▸ Exercise instructions
Go through the entries below and return every line that contains "GeneSeek".
=== Begin Enclosure ===
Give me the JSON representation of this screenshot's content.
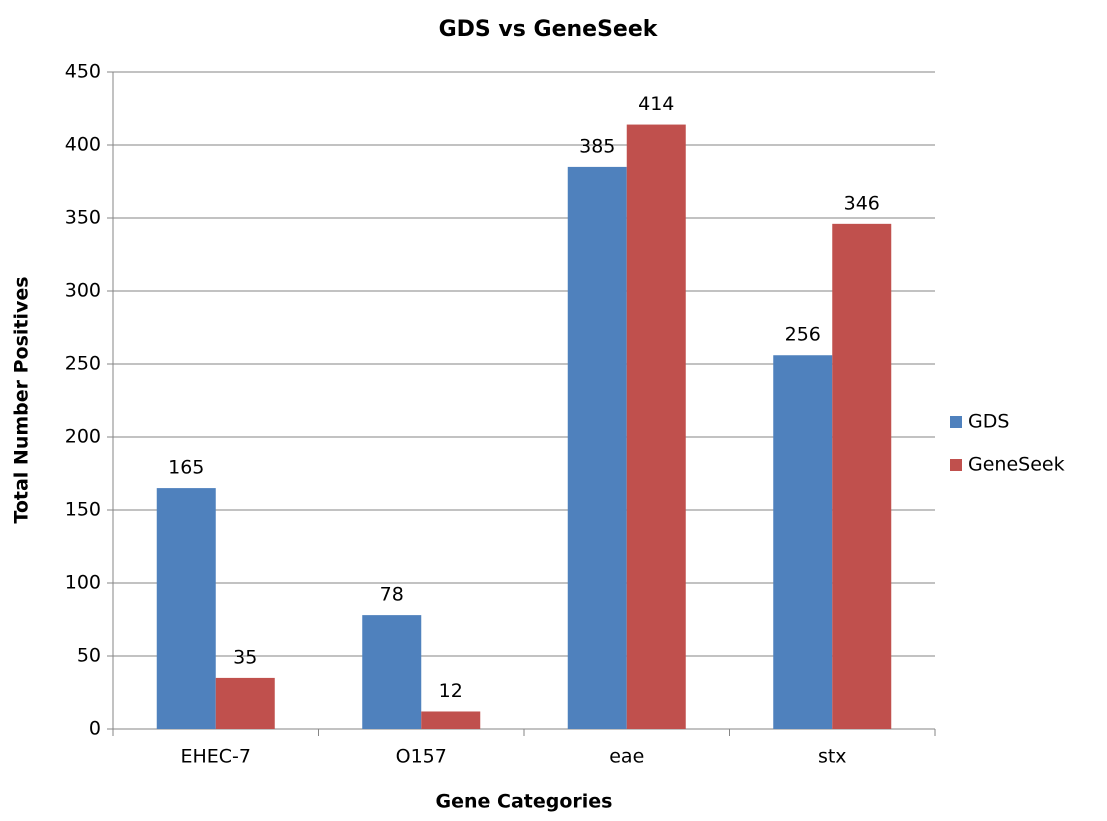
{
  "chart_data": {
    "type": "bar",
    "title": "GDS vs GeneSeek",
    "x_label": "Gene Categories",
    "y_label": "Total Number Positives",
    "categories": [
      "EHEC-7",
      "O157",
      "eae",
      "stx"
    ],
    "series": [
      {
        "name": "GDS",
        "color": "#4f81bd",
        "values": [
          165,
          78,
          385,
          256
        ]
      },
      {
        "name": "GeneSeek",
        "color": "#c0504d",
        "values": [
          35,
          12,
          414,
          346
        ]
      }
    ],
    "ylim": [
      0,
      450
    ],
    "yticks": [
      0,
      50,
      100,
      150,
      200,
      250,
      300,
      350,
      400,
      450
    ],
    "grid": true,
    "legend": "right"
  }
}
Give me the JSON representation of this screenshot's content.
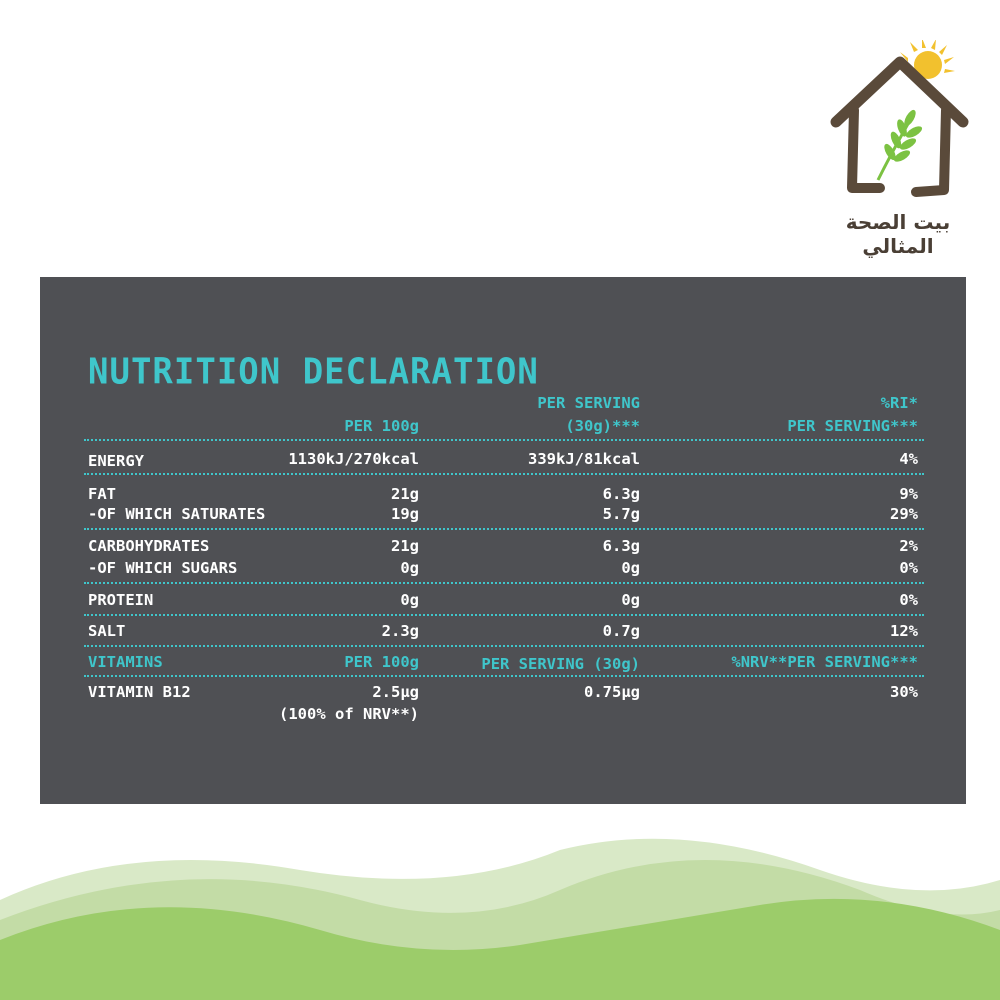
{
  "logo": {
    "text": "بيت الصحة المثالي",
    "colors": {
      "house": "#5a4a3a",
      "sun": "#f2c12e",
      "wheat": "#7cc242"
    }
  },
  "nutrition": {
    "title": "NUTRITION DECLARATION",
    "headers": {
      "per100": "PER 100g",
      "serving_line1": "PER SERVING",
      "serving_line2": "(30g)***",
      "ri_line1": "%RI*",
      "ri_line2": "PER SERVING***"
    },
    "rows": [
      {
        "label": "ENERGY",
        "per100": "1130kJ/270kcal",
        "serving": "339kJ/81kcal",
        "ri": "4%"
      },
      {
        "label": "FAT",
        "per100": "21g",
        "serving": "6.3g",
        "ri": "9%"
      },
      {
        "label": "-OF WHICH SATURATES",
        "per100": "19g",
        "serving": "5.7g",
        "ri": "29%"
      },
      {
        "label": "CARBOHYDRATES",
        "per100": "21g",
        "serving": "6.3g",
        "ri": "2%"
      },
      {
        "label": "-OF WHICH SUGARS",
        "per100": "0g",
        "serving": "0g",
        "ri": "0%"
      },
      {
        "label": "PROTEIN",
        "per100": "0g",
        "serving": "0g",
        "ri": "0%"
      },
      {
        "label": "SALT",
        "per100": "2.3g",
        "serving": "0.7g",
        "ri": "12%"
      }
    ],
    "vitamins_header": {
      "label": "VITAMINS",
      "per100": "PER 100g",
      "serving": "PER SERVING (30g)",
      "nrv": "%NRV**PER SERVING***"
    },
    "vitamin_row": {
      "label": "VITAMIN B12",
      "per100": "2.5µg",
      "per100_note": "(100% of NRV**)",
      "serving": "0.75µg",
      "nrv": "30%"
    },
    "colors": {
      "panel": "#4f5054",
      "accent": "#3fc6cb",
      "text": "#ffffff"
    }
  },
  "decor": {
    "wave_colors": [
      "#d9e9c7",
      "#c3dca6",
      "#9ccc6a"
    ]
  }
}
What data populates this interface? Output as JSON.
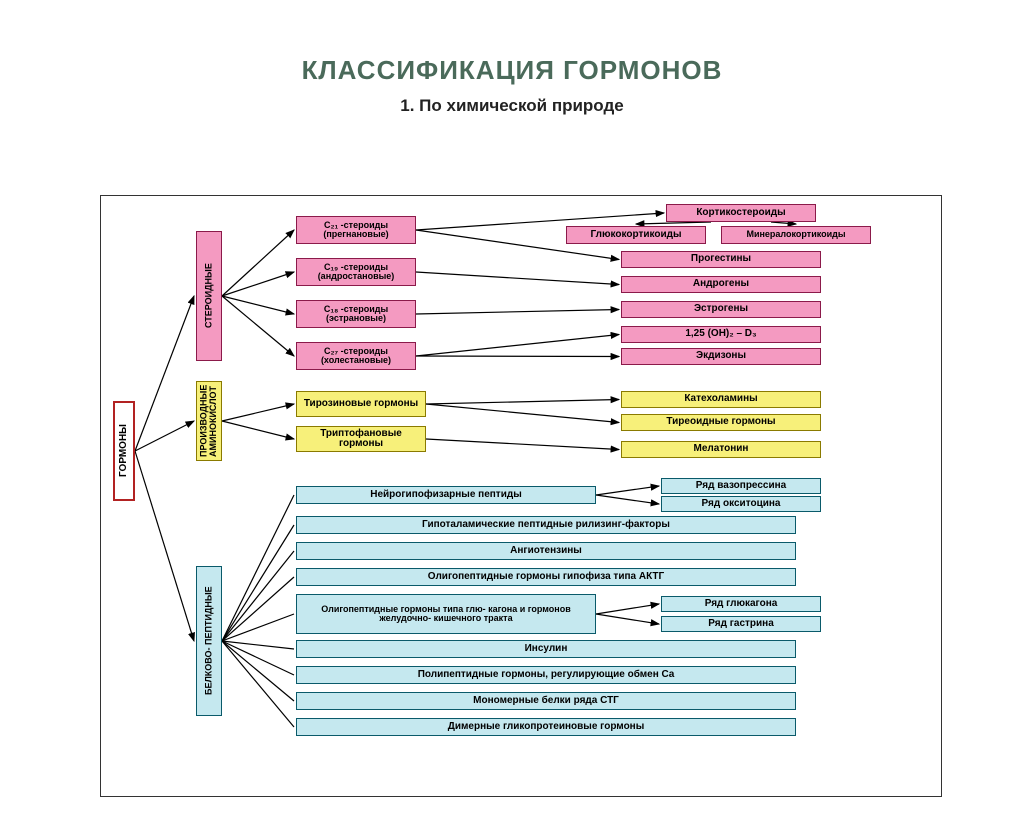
{
  "title": "КЛАССИФИКАЦИЯ ГОРМОНОВ",
  "subtitle": "1.  По химической природе",
  "colors": {
    "title_color": "#4a6a5a",
    "root_bg": "#ffffff",
    "root_border": "#b22222",
    "pink_bg": "#f49ac1",
    "pink_border": "#8b1a4a",
    "yellow_bg": "#f7f07a",
    "yellow_border": "#8a7a00",
    "blue_bg": "#c5e8ef",
    "blue_border": "#0a5a6a",
    "arrow": "#000000"
  },
  "root": {
    "label": "ГОРМОНЫ"
  },
  "level1": [
    {
      "id": "steroid",
      "label": "СТЕРОИДНЫЕ",
      "color": "pink"
    },
    {
      "id": "amino",
      "label": "ПРОИЗВОДНЫЕ АМИНОКИСЛОТ",
      "color": "yellow"
    },
    {
      "id": "peptide",
      "label": "БЕЛКОВО- ПЕПТИДНЫЕ",
      "color": "blue"
    }
  ],
  "steroid_mid": [
    {
      "label": "С₂₁ -стероиды (прегнановые)"
    },
    {
      "label": "С₁₉ -стероиды (андростановые)"
    },
    {
      "label": "С₁₈ -стероиды (эстрановые)"
    },
    {
      "label": "С₂₇ -стероиды (холестановые)"
    }
  ],
  "steroid_right_top": {
    "header": "Кортикостероиды",
    "children": [
      "Глюкокортикоиды",
      "Минералокортикоиды"
    ]
  },
  "steroid_right": [
    "Прогестины",
    "Андрогены",
    "Эстрогены",
    "1,25 (OH)₂ – D₃",
    "Экдизоны"
  ],
  "amino_mid": [
    "Тирозиновые гормоны",
    "Триптофановые гормоны"
  ],
  "amino_right": [
    "Катехоламины",
    "Тиреоидные гормоны",
    "Мелатонин"
  ],
  "peptide_rows": [
    {
      "main": "Нейрогипофизарные пептиды",
      "extras": [
        "Ряд вазопрессина",
        "Ряд окситоцина"
      ]
    },
    {
      "main": "Гипоталамические  пептидные рилизинг-факторы"
    },
    {
      "main": "Ангиотензины"
    },
    {
      "main": "Олигопептидные гормоны гипофиза типа АКТГ"
    },
    {
      "main": "Олигопептидные гормоны типа глю- кагона и гормонов желудочно- кишечного тракта",
      "multiline": true,
      "extras": [
        "Ряд глюкагона",
        "Ряд гастрина"
      ]
    },
    {
      "main": "Инсулин"
    },
    {
      "main": "Полипептидные гормоны, регулирующие  обмен  Ca"
    },
    {
      "main": "Мономерные белки  ряда  СТГ"
    },
    {
      "main": "Димерные  гликопротеиновые  гормоны"
    }
  ]
}
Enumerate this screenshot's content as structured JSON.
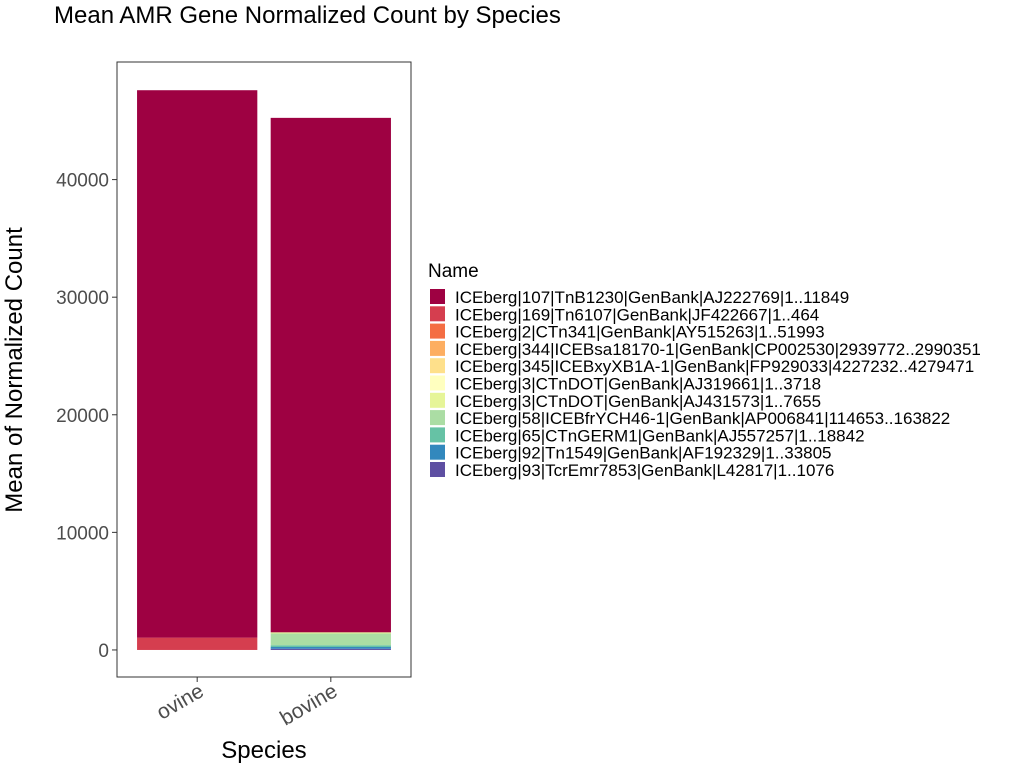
=== End Enclosure ===
▸ Exercise output
    "title": "GDS vs GeneSeek",
        "name": "GeneSeek",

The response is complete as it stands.